* **EXERCISE**
The line containing "Read this page and output its text content." marks the start; extract exactly from it through the last line of the entries, and omit any pictures.

* **DATA FOR THE TASK**
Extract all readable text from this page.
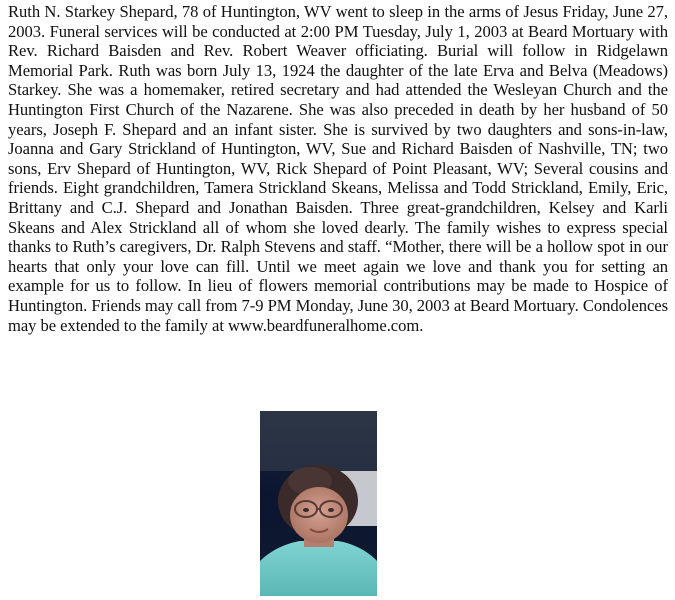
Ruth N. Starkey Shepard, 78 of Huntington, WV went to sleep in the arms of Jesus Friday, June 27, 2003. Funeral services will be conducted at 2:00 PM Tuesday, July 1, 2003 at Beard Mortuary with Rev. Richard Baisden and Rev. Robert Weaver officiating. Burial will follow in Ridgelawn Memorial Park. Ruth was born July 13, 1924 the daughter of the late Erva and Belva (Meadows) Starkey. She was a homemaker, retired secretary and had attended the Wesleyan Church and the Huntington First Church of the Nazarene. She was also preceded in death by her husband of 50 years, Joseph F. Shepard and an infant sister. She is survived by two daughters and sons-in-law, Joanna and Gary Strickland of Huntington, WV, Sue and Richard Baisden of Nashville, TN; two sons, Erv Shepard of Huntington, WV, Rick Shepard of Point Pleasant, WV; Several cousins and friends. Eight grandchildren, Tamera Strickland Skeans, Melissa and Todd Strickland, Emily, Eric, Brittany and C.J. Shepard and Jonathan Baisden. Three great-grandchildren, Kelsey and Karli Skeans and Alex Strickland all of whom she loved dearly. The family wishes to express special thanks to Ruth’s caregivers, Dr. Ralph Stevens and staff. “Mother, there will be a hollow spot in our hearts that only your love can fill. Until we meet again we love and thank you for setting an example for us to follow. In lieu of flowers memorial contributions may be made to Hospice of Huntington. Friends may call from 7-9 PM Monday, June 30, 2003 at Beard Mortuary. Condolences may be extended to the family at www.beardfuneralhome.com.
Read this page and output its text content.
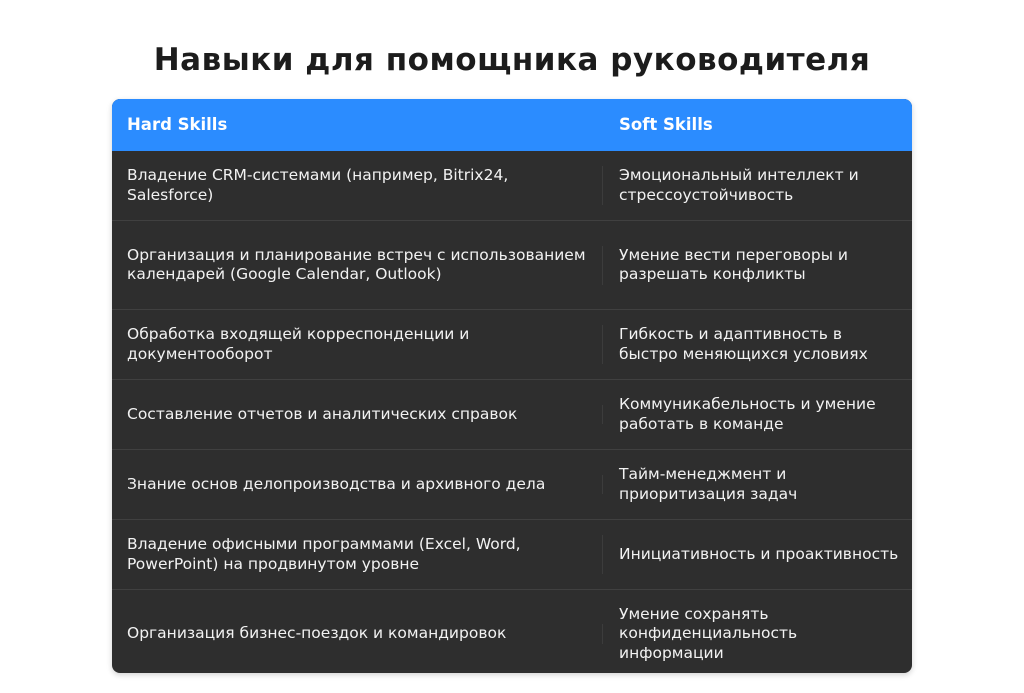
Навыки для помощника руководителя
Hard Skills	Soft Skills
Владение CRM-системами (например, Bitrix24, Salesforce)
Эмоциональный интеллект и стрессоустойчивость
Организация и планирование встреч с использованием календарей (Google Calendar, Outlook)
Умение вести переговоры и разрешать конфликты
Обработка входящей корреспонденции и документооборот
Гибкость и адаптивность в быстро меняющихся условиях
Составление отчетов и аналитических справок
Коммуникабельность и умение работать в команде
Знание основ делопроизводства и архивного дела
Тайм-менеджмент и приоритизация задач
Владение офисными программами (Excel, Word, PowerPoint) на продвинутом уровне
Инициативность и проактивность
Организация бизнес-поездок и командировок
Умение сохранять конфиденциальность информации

* **RESPONSE BELOW**
Read this page and output its text content.
Навыки для помощника руководителя
Hard Skills	Soft Skills
Владение CRM-системами (например, Bitrix24, Salesforce)
Эмоциональный интеллект и стрессоустойчивость
Организация и планирование встреч с использованием календарей (Google Calendar, Outlook)
Умение вести переговоры и разрешать конфликты
Обработка входящей корреспонденции и документооборот
Гибкость и адаптивность в быстро меняющихся условиях
Составление отчетов и аналитических справок
Коммуникабельность и умение работать в команде
Знание основ делопроизводства и архивного дела
Тайм-менеджмент и приоритизация задач
Владение офисными программами (Excel, Word, PowerPoint) на продвинутом уровне
Инициативность и проактивность
Организация бизнес-поездок и командировок
Умение сохранять конфиденциальность информации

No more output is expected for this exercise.